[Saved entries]
--

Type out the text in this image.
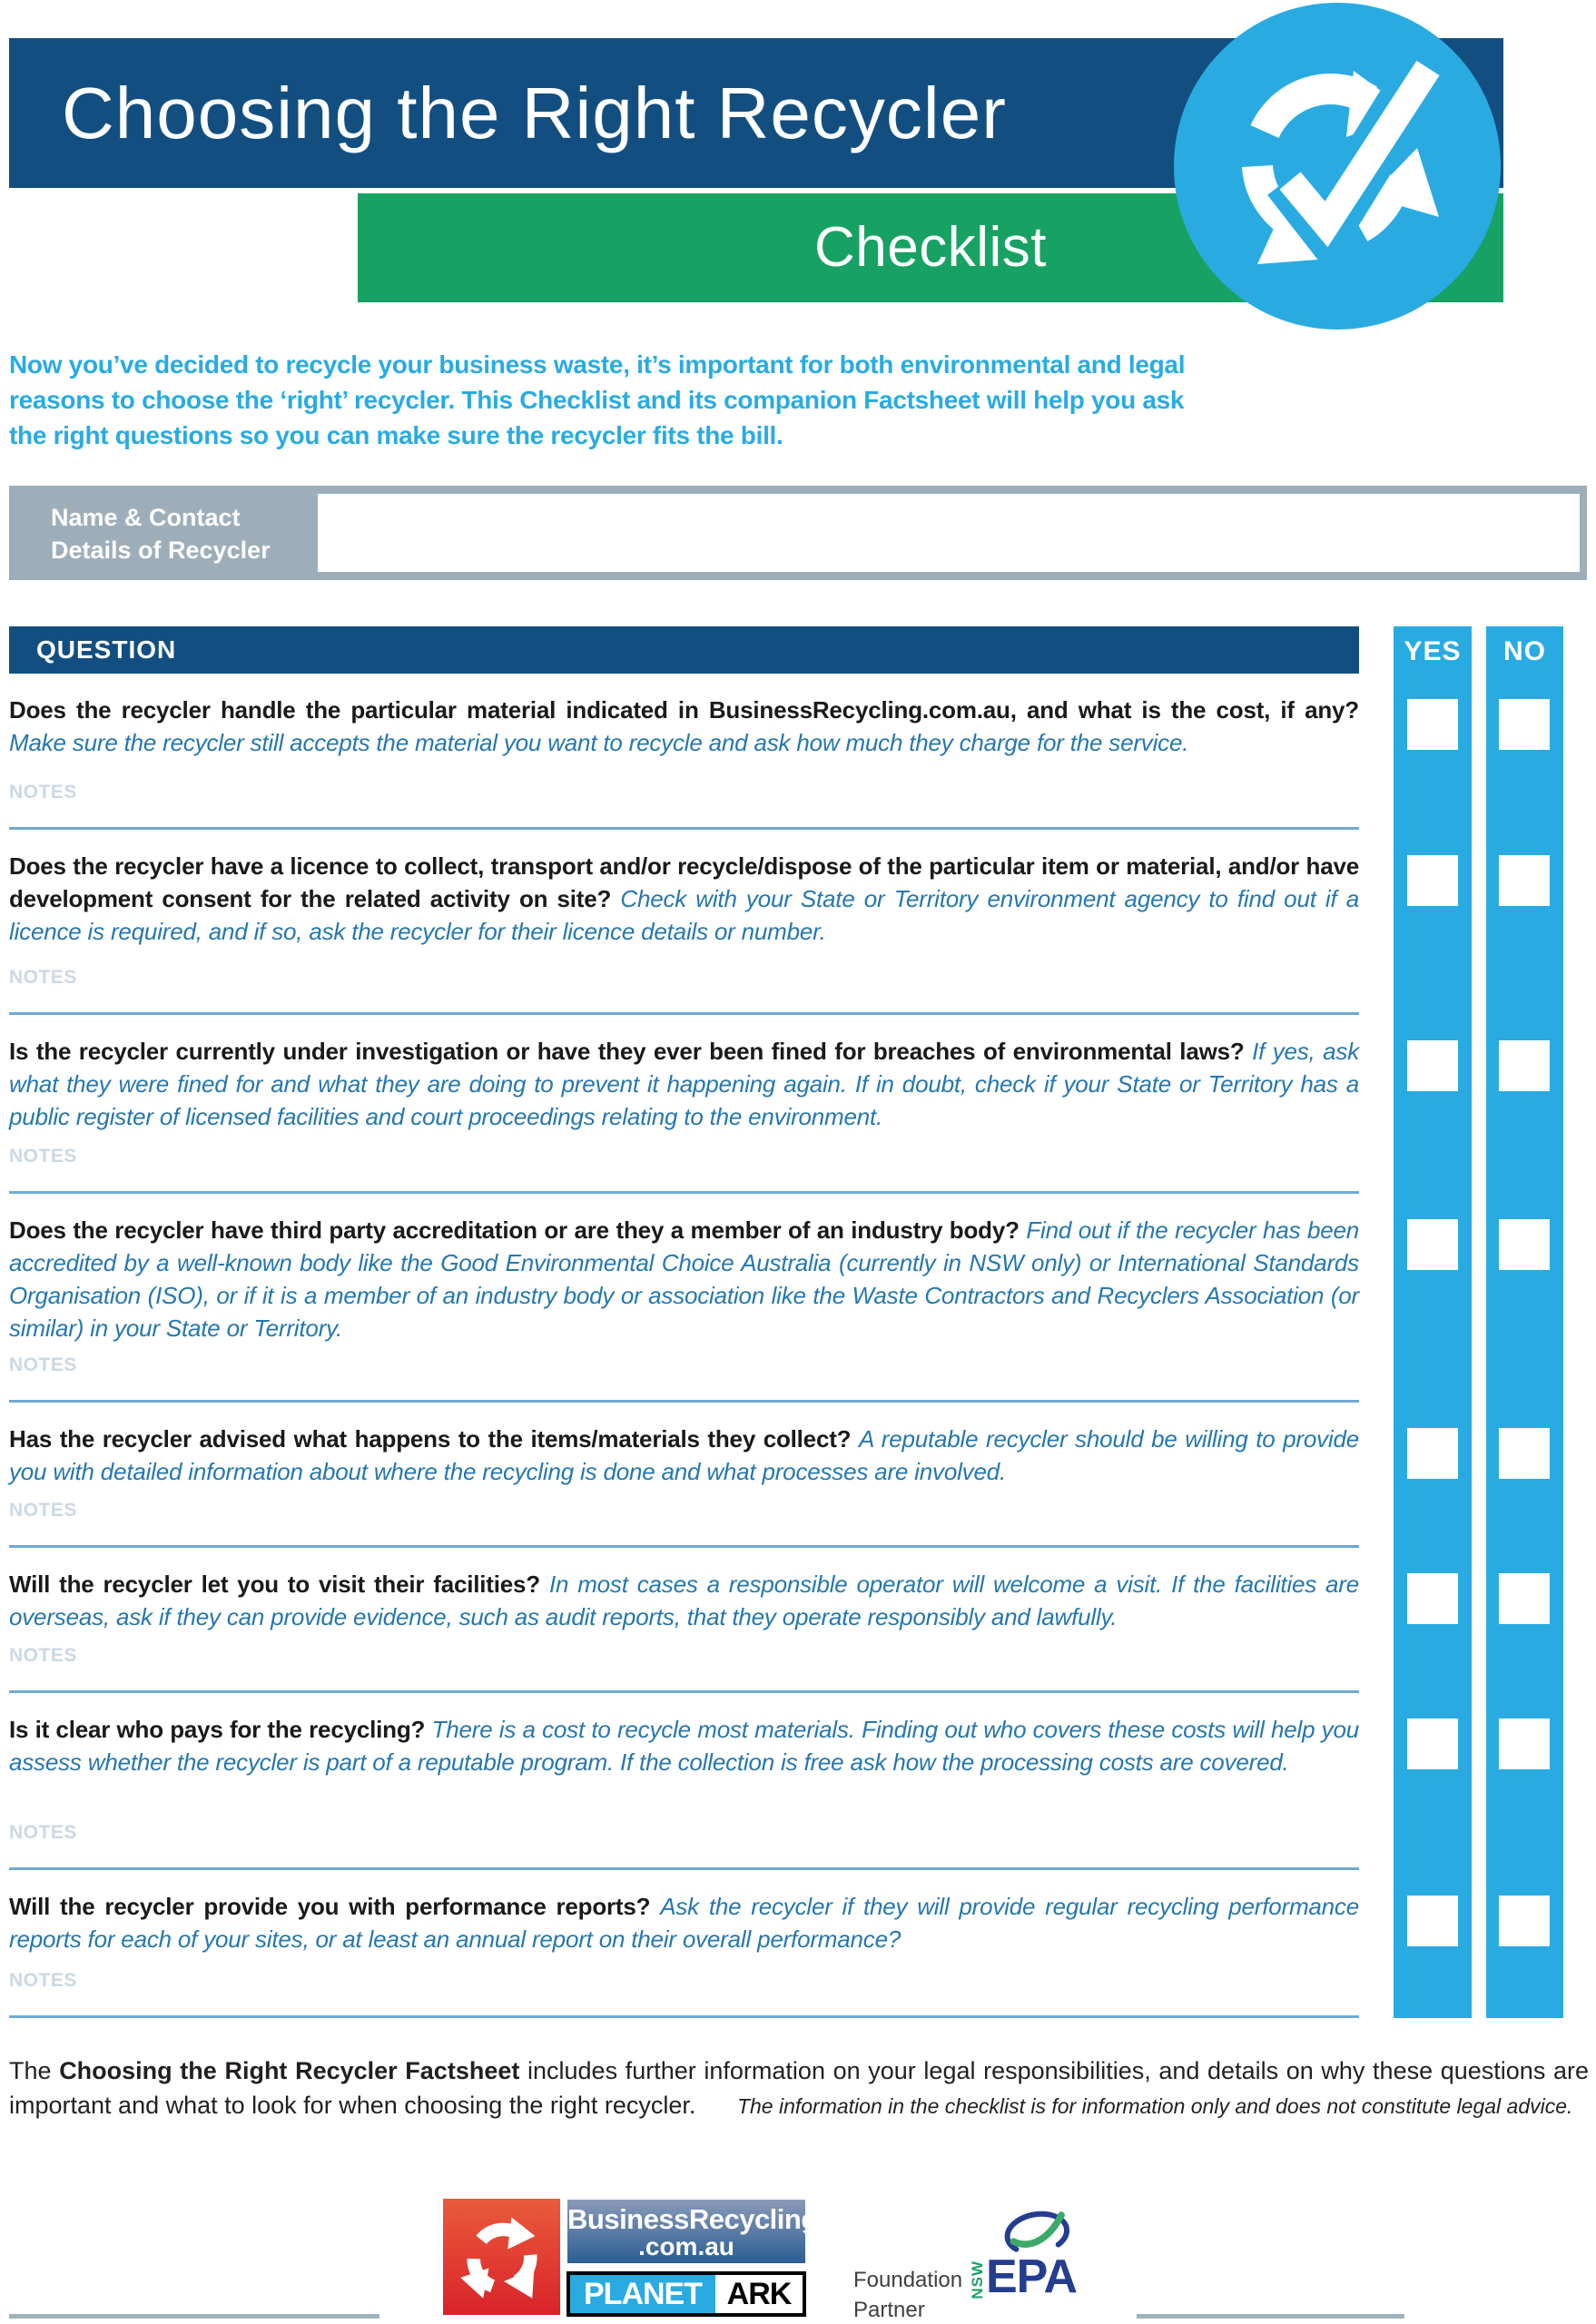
Choosing the Right Recycler
Checklist

Now you’ve decided to recycle your business waste, it’s important for both environmental and legal reasons to choose the ‘right’ recycler. This Checklist and its companion Factsheet will help you ask the right questions so you can make sure the recycler fits the bill.

Name & Contact Details of Recycler
YES	NO
QUESTION

Does the recycler handle the particular material indicated in BusinessRecycling.com.au, and what is the cost, if any? Make sure the recycler still accepts the material you want to recycle and ask how much they charge for the service.

NOTES

Does the recycler have a licence to collect, transport and/or recycle/dispose of the particular item or material, and/or have development consent for the related activity on site? Check with your State or Territory environment agency to find out if a licence is required, and if so, ask the recycler for their licence details or number.

NOTES

Is the recycler currently under investigation or have they ever been fined for breaches of environmental laws? If yes, ask what they were fined for and what they are doing to prevent it happening again. If in doubt, check if your State or Territory has a public register of licensed facilities and court proceedings relating to the environment.

NOTES

Does the recycler have third party accreditation or are they a member of an industry body? Find out if the recycler has been accredited by a well-known body like the Good Environmental Choice Australia (currently in NSW only) or International Standards Organisation (ISO), or if it is a member of an industry body or association like the Waste Contractors and Recyclers Association (or similar) in your State or Territory.

NOTES

Has the recycler advised what happens to the items/materials they collect? A reputable recycler should be willing to provide you with detailed information about where the recycling is done and what processes are involved.

NOTES

Will the recycler let you to visit their facilities? In most cases a responsible operator will welcome a visit. If the facilities are overseas, ask if they can provide evidence, such as audit reports, that they operate responsibly and lawfully.

NOTES

Is it clear who pays for the recycling? There is a cost to recycle most materials. Finding out who covers these costs will help you assess whether the recycler is part of a reputable program. If the collection is free ask how the processing costs are covered.

NOTES

Will the recycler provide you with performance reports? Ask the recycler if they will provide regular recycling performance reports for each of your sites, or at least an annual report on their overall performance?

NOTES

The Choosing the Right Recycler Factsheet includes further information on your legal responsibilities, and details on why these questions are important and what to look for when choosing the right recycler. The information in the checklist is for information only and does not constitute legal advice.

BusinessRecycling
.com.au
PLANET ARK	Foundation
Partner
NSW EPA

--

| Exercise prompt |
Answer with one number only: how many lines above contain the word "most".

| Exercise response |
2